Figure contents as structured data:
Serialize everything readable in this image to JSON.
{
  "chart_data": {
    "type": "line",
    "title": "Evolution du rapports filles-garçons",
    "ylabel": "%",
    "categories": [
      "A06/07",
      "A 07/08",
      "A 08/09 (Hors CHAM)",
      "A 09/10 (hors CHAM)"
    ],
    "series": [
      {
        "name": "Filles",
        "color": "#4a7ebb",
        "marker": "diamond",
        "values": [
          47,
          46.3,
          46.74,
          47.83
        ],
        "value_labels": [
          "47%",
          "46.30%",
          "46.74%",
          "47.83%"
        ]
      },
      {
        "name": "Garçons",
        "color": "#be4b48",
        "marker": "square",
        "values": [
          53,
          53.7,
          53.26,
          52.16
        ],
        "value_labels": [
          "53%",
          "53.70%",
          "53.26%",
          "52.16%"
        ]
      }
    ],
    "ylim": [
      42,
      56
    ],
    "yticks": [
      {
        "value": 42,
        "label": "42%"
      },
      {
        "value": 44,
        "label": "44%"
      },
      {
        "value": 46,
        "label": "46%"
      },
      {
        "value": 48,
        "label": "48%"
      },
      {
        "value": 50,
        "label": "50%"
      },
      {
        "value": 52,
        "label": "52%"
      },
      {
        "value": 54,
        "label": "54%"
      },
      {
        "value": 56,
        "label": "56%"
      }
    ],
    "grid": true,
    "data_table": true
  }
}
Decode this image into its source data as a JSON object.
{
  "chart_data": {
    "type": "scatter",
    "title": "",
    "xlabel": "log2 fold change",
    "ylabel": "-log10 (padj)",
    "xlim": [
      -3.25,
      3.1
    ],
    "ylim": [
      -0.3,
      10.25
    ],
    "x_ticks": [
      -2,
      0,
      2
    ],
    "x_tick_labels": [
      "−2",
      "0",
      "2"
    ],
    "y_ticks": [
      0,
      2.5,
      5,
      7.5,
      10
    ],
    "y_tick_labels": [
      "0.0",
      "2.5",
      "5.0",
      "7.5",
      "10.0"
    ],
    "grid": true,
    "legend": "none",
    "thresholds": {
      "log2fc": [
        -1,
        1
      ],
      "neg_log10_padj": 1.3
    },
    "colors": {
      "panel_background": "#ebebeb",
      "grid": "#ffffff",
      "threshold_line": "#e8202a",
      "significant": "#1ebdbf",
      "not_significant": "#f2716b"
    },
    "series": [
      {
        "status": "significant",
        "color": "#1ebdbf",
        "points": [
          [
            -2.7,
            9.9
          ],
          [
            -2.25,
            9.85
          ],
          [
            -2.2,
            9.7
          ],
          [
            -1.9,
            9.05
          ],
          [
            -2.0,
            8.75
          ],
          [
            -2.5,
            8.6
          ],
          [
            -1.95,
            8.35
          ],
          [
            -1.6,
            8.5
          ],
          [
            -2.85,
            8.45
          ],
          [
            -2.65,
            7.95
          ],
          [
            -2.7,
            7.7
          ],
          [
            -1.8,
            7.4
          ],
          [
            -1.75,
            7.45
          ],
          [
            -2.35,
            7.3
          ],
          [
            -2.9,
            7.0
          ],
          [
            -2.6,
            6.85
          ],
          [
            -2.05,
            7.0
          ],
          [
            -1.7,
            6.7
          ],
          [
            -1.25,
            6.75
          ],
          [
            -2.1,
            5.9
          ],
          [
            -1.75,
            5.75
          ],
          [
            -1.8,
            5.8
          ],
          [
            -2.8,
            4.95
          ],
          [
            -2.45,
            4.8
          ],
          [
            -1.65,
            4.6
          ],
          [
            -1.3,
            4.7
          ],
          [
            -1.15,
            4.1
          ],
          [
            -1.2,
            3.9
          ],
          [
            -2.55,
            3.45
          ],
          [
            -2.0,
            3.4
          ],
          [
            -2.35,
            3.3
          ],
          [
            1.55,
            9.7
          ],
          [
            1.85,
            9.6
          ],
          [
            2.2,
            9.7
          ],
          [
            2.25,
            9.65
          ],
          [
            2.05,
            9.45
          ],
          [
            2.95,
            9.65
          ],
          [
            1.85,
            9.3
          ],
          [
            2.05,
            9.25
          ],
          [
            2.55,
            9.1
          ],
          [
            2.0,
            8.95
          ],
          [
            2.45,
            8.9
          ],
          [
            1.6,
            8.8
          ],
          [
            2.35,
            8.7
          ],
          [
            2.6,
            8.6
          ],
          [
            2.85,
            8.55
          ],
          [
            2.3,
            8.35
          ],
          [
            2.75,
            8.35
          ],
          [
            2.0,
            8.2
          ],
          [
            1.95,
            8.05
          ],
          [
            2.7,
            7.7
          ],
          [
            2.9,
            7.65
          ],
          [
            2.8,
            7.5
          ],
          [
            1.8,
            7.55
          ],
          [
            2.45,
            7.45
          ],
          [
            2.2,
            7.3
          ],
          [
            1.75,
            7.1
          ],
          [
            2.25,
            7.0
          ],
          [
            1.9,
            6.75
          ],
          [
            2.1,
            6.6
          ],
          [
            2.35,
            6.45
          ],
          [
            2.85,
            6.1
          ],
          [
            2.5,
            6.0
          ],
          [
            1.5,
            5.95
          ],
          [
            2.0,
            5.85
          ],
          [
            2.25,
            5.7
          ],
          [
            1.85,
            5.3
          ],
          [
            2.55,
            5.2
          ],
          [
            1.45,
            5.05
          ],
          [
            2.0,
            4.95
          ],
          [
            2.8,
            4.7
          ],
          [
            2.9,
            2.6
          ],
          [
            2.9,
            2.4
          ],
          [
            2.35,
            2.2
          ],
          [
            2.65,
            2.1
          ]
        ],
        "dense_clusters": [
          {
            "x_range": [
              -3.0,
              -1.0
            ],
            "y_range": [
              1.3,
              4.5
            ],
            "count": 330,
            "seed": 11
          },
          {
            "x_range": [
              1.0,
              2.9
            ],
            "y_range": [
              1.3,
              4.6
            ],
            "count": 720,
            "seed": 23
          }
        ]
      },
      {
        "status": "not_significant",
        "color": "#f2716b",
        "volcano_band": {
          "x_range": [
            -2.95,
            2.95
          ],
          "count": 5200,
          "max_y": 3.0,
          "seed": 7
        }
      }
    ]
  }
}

EXERCISE REQUIREMENTS:
Reproduce the material exactly, with every line intact.

RESPONSE:
Serialize everything readable in this image to JSON.
{
  "chart_data": {
    "type": "line",
    "title": "Evolution du rapports filles-garçons",
    "ylabel": "%",
    "categories": [
      "A06/07",
      "A 07/08",
      "A 08/09 (Hors CHAM)",
      "A 09/10 (hors CHAM)"
    ],
    "series": [
      {
        "name": "Filles",
        "color": "#4a7ebb",
        "marker": "diamond",
        "values": [
          47,
          46.3,
          46.74,
          47.83
        ],
        "value_labels": [
          "47%",
          "46.30%",
          "46.74%",
          "47.83%"
        ]
      },
      {
        "name": "Garçons",
        "color": "#be4b48",
        "marker": "square",
        "values": [
          53,
          53.7,
          53.26,
          52.16
        ],
        "value_labels": [
          "53%",
          "53.70%",
          "53.26%",
          "52.16%"
        ]
      }
    ],
    "ylim": [
      42,
      56
    ],
    "yticks": [
      {
        "value": 42,
        "label": "42%"
      },
      {
        "value": 44,
        "label": "44%"
      },
      {
        "value": 46,
        "label": "46%"
      },
      {
        "value": 48,
        "label": "48%"
      },
      {
        "value": 50,
        "label": "50%"
      },
      {
        "value": 52,
        "label": "52%"
      },
      {
        "value": 54,
        "label": "54%"
      },
      {
        "value": 56,
        "label": "56%"
      }
    ],
    "grid": true,
    "data_table": true
  }
}
Decode this image into its source data as a JSON object.
{
  "chart_data": {
    "type": "scatter",
    "title": "",
    "xlabel": "log2 fold change",
    "ylabel": "-log10 (padj)",
    "xlim": [
      -3.25,
      3.1
    ],
    "ylim": [
      -0.3,
      10.25
    ],
    "x_ticks": [
      -2,
      0,
      2
    ],
    "x_tick_labels": [
      "−2",
      "0",
      "2"
    ],
    "y_ticks": [
      0,
      2.5,
      5,
      7.5,
      10
    ],
    "y_tick_labels": [
      "0.0",
      "2.5",
      "5.0",
      "7.5",
      "10.0"
    ],
    "grid": true,
    "legend": "none",
    "thresholds": {
      "log2fc": [
        -1,
        1
      ],
      "neg_log10_padj": 1.3
    },
    "colors": {
      "panel_background": "#ebebeb",
      "grid": "#ffffff",
      "threshold_line": "#e8202a",
      "significant": "#1ebdbf",
      "not_significant": "#f2716b"
    },
    "series": [
      {
        "status": "significant",
        "color": "#1ebdbf",
        "points": [
          [
            -2.7,
            9.9
          ],
          [
            -2.25,
            9.85
          ],
          [
            -2.2,
            9.7
          ],
          [
            -1.9,
            9.05
          ],
          [
            -2.0,
            8.75
          ],
          [
            -2.5,
            8.6
          ],
          [
            -1.95,
            8.35
          ],
          [
            -1.6,
            8.5
          ],
          [
            -2.85,
            8.45
          ],
          [
            -2.65,
            7.95
          ],
          [
            -2.7,
            7.7
          ],
          [
            -1.8,
            7.4
          ],
          [
            -1.75,
            7.45
          ],
          [
            -2.35,
            7.3
          ],
          [
            -2.9,
            7.0
          ],
          [
            -2.6,
            6.85
          ],
          [
            -2.05,
            7.0
          ],
          [
            -1.7,
            6.7
          ],
          [
            -1.25,
            6.75
          ],
          [
            -2.1,
            5.9
          ],
          [
            -1.75,
            5.75
          ],
          [
            -1.8,
            5.8
          ],
          [
            -2.8,
            4.95
          ],
          [
            -2.45,
            4.8
          ],
          [
            -1.65,
            4.6
          ],
          [
            -1.3,
            4.7
          ],
          [
            -1.15,
            4.1
          ],
          [
            -1.2,
            3.9
          ],
          [
            -2.55,
            3.45
          ],
          [
            -2.0,
            3.4
          ],
          [
            -2.35,
            3.3
          ],
          [
            1.55,
            9.7
          ],
          [
            1.85,
            9.6
          ],
          [
            2.2,
            9.7
          ],
          [
            2.25,
            9.65
          ],
          [
            2.05,
            9.45
          ],
          [
            2.95,
            9.65
          ],
          [
            1.85,
            9.3
          ],
          [
            2.05,
            9.25
          ],
          [
            2.55,
            9.1
          ],
          [
            2.0,
            8.95
          ],
          [
            2.45,
            8.9
          ],
          [
            1.6,
            8.8
          ],
          [
            2.35,
            8.7
          ],
          [
            2.6,
            8.6
          ],
          [
            2.85,
            8.55
          ],
          [
            2.3,
            8.35
          ],
          [
            2.75,
            8.35
          ],
          [
            2.0,
            8.2
          ],
          [
            1.95,
            8.05
          ],
          [
            2.7,
            7.7
          ],
          [
            2.9,
            7.65
          ],
          [
            2.8,
            7.5
          ],
          [
            1.8,
            7.55
          ],
          [
            2.45,
            7.45
          ],
          [
            2.2,
            7.3
          ],
          [
            1.75,
            7.1
          ],
          [
            2.25,
            7.0
          ],
          [
            1.9,
            6.75
          ],
          [
            2.1,
            6.6
          ],
          [
            2.35,
            6.45
          ],
          [
            2.85,
            6.1
          ],
          [
            2.5,
            6.0
          ],
          [
            1.5,
            5.95
          ],
          [
            2.0,
            5.85
          ],
          [
            2.25,
            5.7
          ],
          [
            1.85,
            5.3
          ],
          [
            2.55,
            5.2
          ],
          [
            1.45,
            5.05
          ],
          [
            2.0,
            4.95
          ],
          [
            2.8,
            4.7
          ],
          [
            2.9,
            2.6
          ],
          [
            2.9,
            2.4
          ],
          [
            2.35,
            2.2
          ],
          [
            2.65,
            2.1
          ]
        ],
        "dense_clusters": [
          {
            "x_range": [
              -3.0,
              -1.0
            ],
            "y_range": [
              1.3,
              4.5
            ],
            "count": 330,
            "seed": 11
          },
          {
            "x_range": [
              1.0,
              2.9
            ],
            "y_range": [
              1.3,
              4.6
            ],
            "count": 720,
            "seed": 23
          }
        ]
      },
      {
        "status": "not_significant",
        "color": "#f2716b",
        "volcano_band": {
          "x_range": [
            -2.95,
            2.95
          ],
          "count": 5200,
          "max_y": 3.0,
          "seed": 7
        }
      }
    ]
  }
}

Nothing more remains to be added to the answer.